>> BEGIN Given data

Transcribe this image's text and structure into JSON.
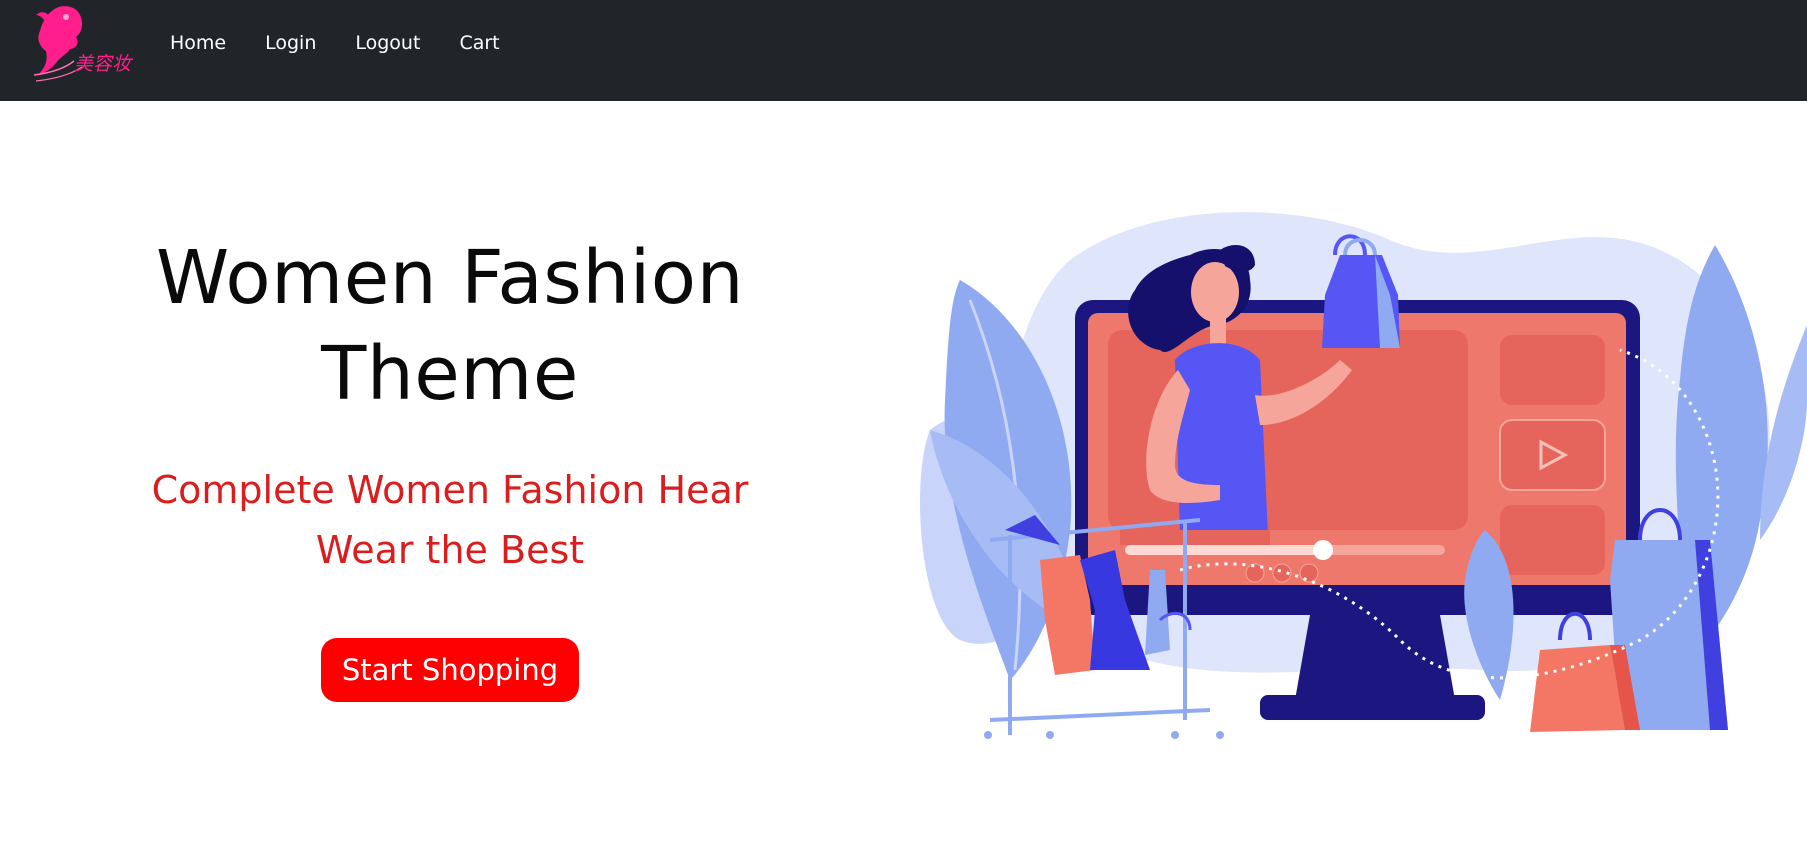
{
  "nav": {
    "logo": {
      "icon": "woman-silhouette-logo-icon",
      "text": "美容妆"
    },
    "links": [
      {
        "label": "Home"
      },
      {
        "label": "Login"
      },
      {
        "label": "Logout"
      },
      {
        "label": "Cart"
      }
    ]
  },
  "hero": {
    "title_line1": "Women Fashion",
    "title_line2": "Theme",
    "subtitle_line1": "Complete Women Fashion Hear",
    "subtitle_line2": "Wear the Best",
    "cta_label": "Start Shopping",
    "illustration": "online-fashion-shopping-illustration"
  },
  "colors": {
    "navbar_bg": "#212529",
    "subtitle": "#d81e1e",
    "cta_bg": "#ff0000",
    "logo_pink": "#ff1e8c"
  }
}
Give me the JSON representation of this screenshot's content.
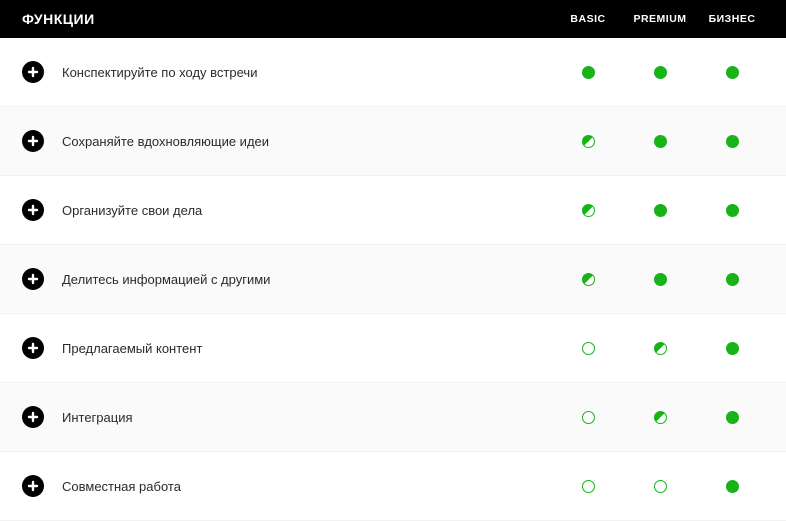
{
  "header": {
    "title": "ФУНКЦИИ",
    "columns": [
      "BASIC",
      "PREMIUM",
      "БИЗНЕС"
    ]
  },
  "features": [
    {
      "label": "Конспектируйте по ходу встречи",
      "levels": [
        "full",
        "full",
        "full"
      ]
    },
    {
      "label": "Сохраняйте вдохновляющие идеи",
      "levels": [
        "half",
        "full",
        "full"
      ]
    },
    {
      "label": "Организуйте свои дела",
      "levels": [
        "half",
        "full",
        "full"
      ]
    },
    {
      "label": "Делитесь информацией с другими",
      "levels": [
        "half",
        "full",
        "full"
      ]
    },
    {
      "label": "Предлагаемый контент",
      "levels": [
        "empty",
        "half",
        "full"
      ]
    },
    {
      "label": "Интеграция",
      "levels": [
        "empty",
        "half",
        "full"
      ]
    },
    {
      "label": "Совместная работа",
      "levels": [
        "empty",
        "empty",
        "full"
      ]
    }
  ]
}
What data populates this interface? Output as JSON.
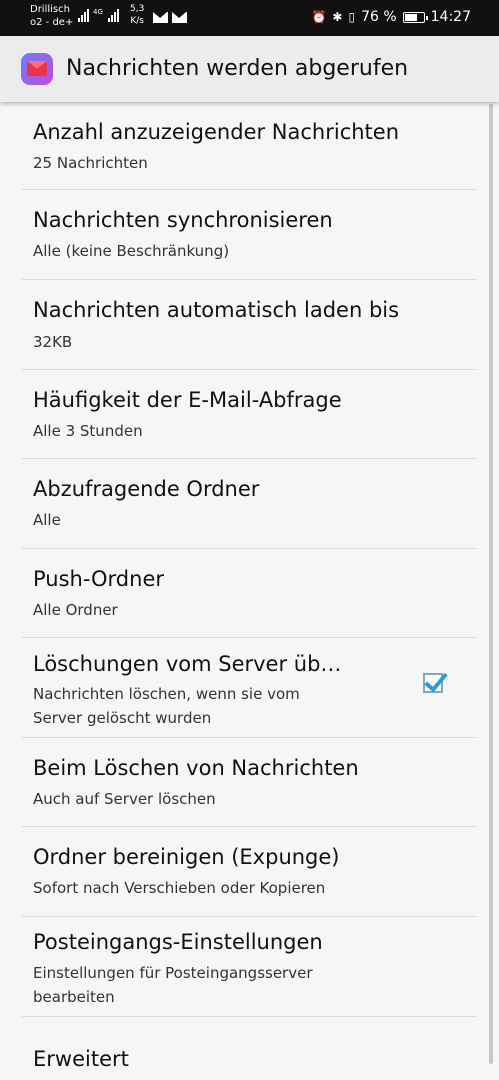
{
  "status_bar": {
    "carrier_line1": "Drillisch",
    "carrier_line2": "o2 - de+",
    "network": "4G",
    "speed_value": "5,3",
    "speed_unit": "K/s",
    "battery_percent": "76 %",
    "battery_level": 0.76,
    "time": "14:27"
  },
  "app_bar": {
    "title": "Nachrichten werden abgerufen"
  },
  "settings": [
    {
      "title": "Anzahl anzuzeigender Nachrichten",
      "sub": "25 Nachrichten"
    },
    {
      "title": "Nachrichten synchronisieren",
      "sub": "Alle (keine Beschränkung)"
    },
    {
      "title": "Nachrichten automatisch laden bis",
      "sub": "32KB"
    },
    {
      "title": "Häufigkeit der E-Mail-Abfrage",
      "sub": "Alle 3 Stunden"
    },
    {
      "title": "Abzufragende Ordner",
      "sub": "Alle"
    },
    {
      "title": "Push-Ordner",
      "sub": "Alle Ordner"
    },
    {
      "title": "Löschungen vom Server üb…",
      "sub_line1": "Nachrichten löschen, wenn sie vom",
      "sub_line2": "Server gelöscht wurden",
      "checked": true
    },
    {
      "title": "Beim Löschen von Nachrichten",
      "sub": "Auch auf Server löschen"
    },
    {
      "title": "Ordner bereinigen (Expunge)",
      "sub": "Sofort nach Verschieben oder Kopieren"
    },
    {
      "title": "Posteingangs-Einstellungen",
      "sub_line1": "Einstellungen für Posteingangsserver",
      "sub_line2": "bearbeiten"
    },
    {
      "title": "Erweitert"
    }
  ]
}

>> END Given data
>> BEGIN Given data

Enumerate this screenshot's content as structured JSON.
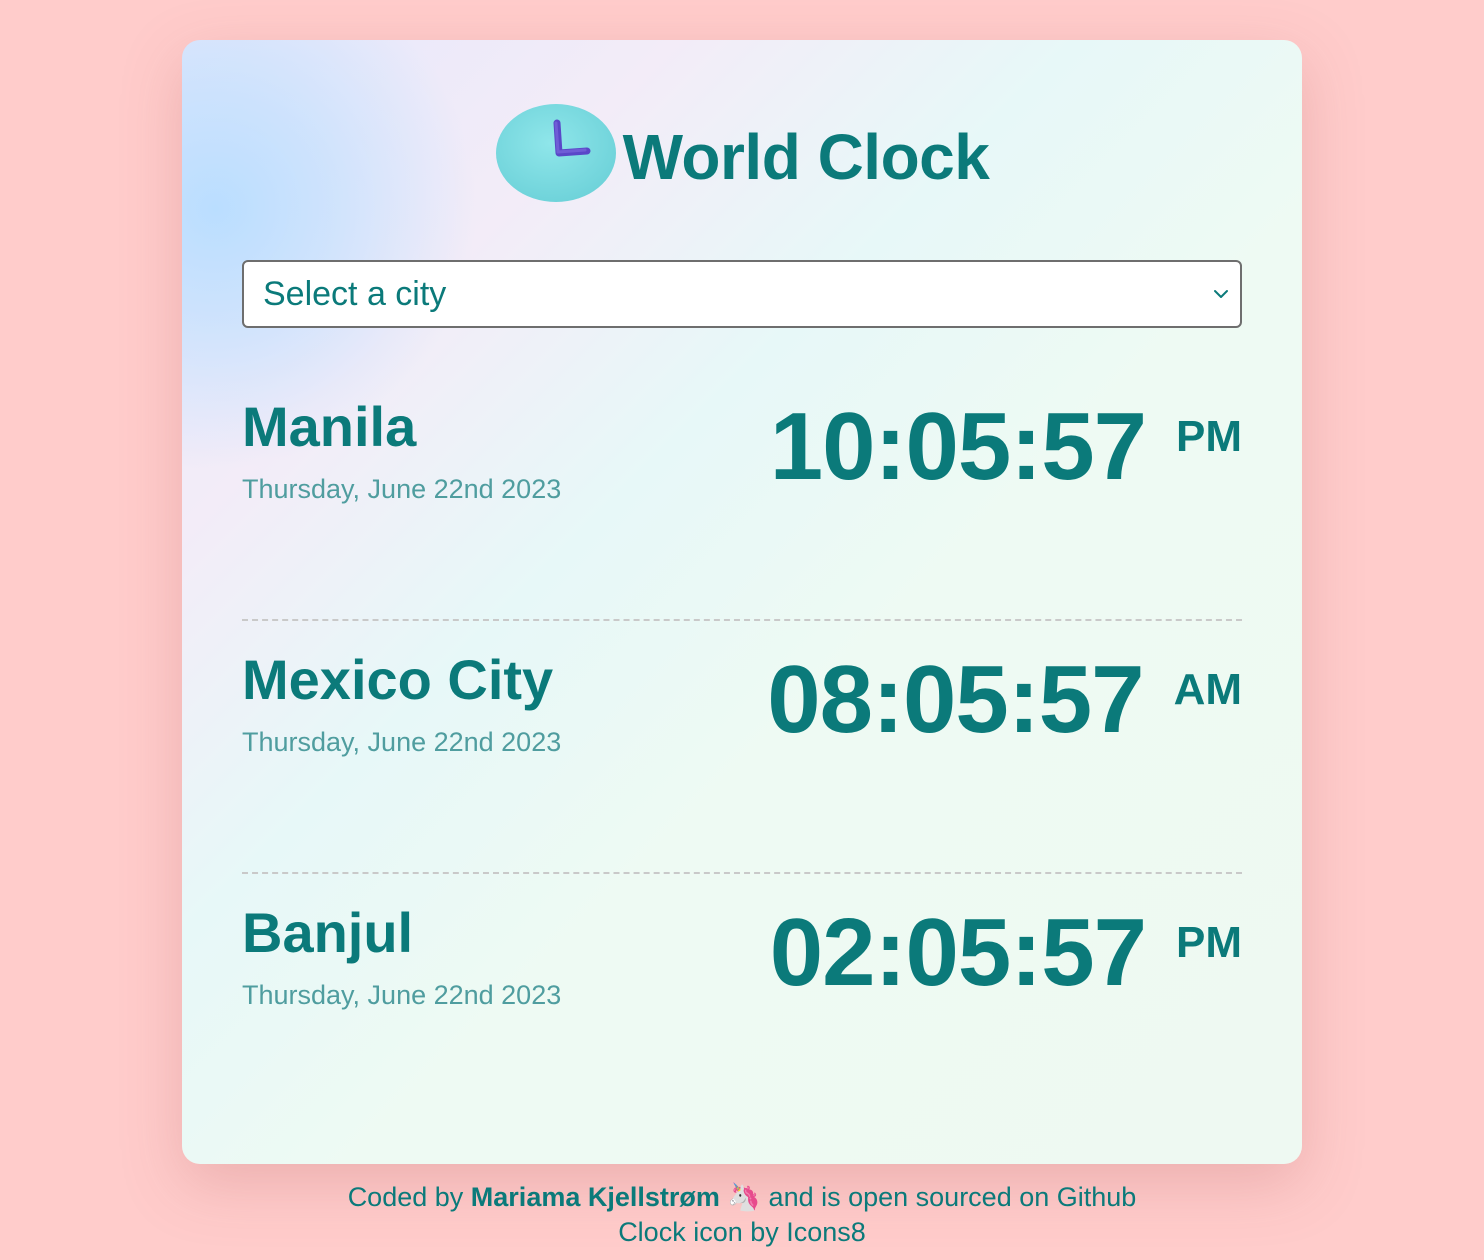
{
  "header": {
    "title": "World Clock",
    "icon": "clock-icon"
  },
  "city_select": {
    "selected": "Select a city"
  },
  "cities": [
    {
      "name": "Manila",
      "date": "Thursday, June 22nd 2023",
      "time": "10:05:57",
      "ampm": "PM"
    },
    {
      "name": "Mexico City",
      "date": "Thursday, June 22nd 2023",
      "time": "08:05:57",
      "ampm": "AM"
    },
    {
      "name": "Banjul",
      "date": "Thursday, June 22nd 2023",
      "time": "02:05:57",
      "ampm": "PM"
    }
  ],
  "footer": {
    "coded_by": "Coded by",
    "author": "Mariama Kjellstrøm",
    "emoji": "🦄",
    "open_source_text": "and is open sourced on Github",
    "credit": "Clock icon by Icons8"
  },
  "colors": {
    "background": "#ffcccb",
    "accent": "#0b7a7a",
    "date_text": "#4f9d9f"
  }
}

>> END Given data

- [Task details]
Reply with nothing but the number of lines that contain the word "Einstellungen".

- [Solution to this task]
2